- _Aim_
Reply with one number: the count of lines in the records below that hold "почтовый".

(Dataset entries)

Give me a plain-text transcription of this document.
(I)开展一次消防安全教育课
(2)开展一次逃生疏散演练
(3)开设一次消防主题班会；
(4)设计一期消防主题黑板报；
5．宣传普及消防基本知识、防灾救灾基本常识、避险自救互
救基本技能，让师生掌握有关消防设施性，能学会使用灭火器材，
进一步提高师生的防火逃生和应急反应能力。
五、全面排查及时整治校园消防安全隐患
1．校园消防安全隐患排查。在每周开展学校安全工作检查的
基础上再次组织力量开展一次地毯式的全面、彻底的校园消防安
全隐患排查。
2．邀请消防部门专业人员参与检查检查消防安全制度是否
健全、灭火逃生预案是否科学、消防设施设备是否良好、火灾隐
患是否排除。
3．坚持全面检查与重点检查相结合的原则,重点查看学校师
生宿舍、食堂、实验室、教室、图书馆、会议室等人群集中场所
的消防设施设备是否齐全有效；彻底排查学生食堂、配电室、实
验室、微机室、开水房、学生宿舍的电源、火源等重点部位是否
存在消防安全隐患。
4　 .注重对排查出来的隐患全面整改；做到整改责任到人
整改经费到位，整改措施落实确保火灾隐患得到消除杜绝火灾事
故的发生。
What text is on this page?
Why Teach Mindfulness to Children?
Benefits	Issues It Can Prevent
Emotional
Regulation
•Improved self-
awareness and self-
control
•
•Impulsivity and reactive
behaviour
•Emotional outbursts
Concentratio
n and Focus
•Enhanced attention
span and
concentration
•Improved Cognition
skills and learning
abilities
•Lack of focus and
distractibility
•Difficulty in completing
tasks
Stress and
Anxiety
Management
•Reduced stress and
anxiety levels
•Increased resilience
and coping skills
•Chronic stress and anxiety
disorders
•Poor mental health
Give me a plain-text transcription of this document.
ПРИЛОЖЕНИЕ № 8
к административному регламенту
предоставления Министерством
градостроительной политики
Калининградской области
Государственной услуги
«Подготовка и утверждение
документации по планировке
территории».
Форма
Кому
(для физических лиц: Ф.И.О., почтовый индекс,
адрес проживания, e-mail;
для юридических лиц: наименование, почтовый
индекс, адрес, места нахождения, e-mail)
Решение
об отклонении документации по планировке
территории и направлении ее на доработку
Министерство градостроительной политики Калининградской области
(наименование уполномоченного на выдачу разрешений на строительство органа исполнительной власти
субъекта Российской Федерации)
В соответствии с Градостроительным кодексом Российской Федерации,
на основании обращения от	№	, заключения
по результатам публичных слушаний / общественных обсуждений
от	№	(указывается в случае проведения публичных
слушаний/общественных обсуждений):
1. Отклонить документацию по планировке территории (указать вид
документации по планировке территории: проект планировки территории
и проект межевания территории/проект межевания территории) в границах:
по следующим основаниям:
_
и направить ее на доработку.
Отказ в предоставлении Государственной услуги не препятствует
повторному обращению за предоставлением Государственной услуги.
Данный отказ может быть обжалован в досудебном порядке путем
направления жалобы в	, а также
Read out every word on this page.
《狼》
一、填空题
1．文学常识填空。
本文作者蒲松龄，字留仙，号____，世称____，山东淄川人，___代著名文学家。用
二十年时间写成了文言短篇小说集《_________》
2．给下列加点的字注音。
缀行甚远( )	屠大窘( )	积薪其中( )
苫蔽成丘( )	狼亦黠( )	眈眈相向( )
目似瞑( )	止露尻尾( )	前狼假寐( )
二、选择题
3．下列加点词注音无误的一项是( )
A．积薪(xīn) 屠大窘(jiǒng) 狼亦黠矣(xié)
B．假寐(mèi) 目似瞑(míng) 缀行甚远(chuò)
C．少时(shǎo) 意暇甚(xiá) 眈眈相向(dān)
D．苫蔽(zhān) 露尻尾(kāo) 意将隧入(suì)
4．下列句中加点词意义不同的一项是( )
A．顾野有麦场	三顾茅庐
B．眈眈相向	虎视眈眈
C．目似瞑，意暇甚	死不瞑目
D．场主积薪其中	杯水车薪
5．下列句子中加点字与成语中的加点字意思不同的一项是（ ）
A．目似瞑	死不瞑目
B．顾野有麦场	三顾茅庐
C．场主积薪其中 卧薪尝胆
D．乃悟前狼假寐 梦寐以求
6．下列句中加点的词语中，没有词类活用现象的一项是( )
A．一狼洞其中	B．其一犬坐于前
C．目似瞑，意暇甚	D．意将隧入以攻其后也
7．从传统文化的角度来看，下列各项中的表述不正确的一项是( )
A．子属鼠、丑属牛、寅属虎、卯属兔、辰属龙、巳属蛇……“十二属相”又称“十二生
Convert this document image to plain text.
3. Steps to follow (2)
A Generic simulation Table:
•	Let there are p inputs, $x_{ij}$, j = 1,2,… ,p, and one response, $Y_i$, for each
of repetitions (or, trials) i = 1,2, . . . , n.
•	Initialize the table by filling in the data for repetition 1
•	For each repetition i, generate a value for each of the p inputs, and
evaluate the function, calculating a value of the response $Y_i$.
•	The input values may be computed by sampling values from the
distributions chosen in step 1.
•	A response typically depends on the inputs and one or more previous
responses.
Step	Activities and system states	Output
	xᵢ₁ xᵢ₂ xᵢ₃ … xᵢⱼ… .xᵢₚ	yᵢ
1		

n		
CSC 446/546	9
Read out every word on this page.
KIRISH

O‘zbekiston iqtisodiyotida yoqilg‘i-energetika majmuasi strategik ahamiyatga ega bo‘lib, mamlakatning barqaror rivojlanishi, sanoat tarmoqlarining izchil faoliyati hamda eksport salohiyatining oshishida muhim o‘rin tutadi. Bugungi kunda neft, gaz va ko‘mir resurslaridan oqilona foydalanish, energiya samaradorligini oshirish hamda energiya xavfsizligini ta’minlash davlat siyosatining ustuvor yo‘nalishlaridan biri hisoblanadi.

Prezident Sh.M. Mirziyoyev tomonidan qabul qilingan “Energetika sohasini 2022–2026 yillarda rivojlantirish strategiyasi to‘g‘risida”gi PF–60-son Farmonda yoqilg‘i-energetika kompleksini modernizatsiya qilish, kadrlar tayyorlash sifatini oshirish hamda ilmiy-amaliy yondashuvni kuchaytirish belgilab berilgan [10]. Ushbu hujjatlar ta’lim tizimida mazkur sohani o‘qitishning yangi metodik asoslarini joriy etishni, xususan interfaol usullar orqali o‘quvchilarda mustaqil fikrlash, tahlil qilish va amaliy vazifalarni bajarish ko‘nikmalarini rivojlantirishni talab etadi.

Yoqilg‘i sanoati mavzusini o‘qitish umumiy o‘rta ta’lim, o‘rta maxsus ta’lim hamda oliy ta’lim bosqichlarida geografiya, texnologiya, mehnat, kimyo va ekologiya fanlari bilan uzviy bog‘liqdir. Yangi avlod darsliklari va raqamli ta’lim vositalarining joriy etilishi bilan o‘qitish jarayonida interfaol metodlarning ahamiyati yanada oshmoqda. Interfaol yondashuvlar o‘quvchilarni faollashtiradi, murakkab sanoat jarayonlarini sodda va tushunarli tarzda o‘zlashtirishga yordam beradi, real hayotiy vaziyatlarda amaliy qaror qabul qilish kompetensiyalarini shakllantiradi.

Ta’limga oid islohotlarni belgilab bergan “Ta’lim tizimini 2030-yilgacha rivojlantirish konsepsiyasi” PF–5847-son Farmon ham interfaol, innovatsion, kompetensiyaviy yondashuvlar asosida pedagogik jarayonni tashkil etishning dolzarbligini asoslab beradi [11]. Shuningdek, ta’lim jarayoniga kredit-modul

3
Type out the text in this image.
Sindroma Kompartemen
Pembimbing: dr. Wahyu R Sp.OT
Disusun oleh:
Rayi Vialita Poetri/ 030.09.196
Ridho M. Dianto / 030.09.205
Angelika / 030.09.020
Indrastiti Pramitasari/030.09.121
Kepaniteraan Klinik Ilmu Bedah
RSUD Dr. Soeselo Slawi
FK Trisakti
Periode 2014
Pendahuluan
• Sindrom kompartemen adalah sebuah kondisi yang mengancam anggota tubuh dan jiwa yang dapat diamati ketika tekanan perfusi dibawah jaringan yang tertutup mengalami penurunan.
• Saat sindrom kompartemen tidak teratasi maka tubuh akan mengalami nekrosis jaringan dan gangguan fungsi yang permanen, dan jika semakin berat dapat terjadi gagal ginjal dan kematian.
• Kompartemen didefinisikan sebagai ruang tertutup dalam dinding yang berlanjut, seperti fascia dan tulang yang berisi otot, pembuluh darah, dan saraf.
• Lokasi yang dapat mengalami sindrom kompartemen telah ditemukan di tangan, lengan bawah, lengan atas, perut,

- _Solution for this task_
2